YOUR TASK: Where the string "data" occurs in the material below, report the whole line.

────────────────

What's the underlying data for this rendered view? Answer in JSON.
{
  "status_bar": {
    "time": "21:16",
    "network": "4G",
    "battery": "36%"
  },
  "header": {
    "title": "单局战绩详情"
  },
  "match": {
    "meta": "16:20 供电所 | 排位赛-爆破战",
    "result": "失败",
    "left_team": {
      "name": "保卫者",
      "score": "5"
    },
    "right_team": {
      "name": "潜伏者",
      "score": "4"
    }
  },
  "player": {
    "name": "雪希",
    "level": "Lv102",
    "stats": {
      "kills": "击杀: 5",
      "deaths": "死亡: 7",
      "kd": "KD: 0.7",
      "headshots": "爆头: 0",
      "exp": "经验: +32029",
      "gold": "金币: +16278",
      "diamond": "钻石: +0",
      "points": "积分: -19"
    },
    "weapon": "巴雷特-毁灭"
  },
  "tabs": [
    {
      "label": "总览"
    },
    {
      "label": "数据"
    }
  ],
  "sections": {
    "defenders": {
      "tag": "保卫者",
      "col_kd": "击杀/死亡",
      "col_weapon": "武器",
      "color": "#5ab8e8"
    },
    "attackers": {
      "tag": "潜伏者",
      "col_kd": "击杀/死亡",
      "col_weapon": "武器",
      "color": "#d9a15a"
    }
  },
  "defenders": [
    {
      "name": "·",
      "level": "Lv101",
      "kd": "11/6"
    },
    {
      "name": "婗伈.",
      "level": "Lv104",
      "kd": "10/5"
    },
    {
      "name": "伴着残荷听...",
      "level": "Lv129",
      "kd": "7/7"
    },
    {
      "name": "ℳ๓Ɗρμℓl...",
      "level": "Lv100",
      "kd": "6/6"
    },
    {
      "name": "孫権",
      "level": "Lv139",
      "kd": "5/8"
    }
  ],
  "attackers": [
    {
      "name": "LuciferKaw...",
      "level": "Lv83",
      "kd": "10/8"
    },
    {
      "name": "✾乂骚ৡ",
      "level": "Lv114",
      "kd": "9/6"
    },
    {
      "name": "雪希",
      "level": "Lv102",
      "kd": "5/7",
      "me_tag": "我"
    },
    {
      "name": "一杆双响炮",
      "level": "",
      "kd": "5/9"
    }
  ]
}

────────────────

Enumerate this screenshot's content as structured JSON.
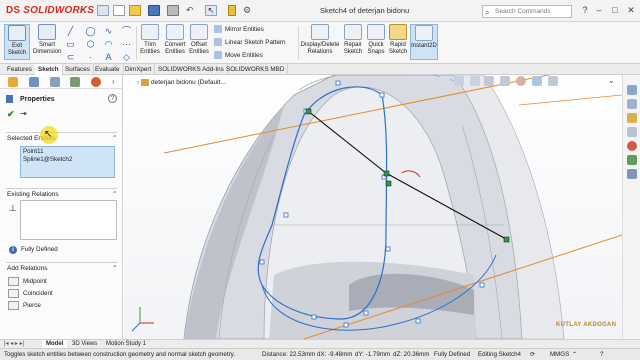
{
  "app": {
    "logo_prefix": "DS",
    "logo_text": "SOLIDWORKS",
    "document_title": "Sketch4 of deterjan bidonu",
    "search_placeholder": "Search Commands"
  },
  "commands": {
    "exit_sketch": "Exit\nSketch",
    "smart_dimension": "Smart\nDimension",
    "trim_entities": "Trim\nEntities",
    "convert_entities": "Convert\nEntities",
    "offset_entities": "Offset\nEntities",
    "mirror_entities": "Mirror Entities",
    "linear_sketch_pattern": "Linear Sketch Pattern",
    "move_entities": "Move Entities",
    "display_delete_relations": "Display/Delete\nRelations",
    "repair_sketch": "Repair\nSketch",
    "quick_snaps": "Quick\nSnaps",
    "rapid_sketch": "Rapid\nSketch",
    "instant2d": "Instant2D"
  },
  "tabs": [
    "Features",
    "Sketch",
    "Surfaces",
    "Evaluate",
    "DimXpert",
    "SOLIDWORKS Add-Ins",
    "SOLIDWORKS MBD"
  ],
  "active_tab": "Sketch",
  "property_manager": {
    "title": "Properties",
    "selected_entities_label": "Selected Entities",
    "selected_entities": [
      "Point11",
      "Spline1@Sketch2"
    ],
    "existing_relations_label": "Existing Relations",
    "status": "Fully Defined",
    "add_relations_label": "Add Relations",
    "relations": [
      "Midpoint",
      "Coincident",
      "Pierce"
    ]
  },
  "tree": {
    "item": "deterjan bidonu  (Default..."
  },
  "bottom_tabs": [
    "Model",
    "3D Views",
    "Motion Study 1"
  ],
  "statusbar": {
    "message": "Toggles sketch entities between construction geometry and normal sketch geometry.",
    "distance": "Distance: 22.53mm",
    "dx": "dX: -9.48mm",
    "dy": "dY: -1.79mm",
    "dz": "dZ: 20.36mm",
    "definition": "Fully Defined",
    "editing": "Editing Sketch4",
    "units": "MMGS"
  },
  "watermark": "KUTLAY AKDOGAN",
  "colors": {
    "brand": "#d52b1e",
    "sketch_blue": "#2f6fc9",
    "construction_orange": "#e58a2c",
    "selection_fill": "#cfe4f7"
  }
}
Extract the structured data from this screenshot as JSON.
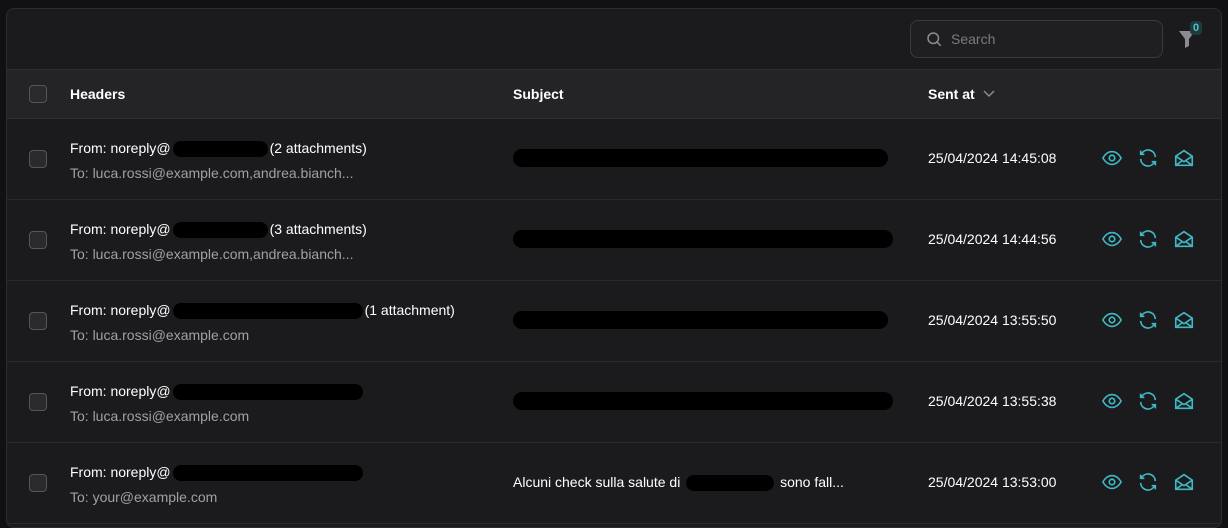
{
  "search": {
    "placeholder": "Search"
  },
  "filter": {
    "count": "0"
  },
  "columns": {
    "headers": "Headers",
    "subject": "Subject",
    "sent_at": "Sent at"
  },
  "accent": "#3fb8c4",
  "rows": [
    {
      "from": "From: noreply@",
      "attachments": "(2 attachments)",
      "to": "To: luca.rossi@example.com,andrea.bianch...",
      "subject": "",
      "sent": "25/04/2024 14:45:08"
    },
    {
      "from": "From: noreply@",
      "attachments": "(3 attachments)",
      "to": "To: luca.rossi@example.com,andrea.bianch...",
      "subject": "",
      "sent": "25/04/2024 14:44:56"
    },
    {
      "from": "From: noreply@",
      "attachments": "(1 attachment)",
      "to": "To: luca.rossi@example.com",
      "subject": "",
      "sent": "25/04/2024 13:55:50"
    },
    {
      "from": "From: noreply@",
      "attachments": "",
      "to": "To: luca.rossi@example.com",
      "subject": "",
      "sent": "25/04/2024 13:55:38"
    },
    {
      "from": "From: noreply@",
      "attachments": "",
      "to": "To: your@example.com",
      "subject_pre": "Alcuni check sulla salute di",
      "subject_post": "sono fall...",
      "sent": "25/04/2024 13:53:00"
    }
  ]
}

────────────────

ANSWER TO THIS EXERCISE:
What's the underlying data for this rendered view? Answer in JSON.
Extract the structured data from this screenshot as JSON.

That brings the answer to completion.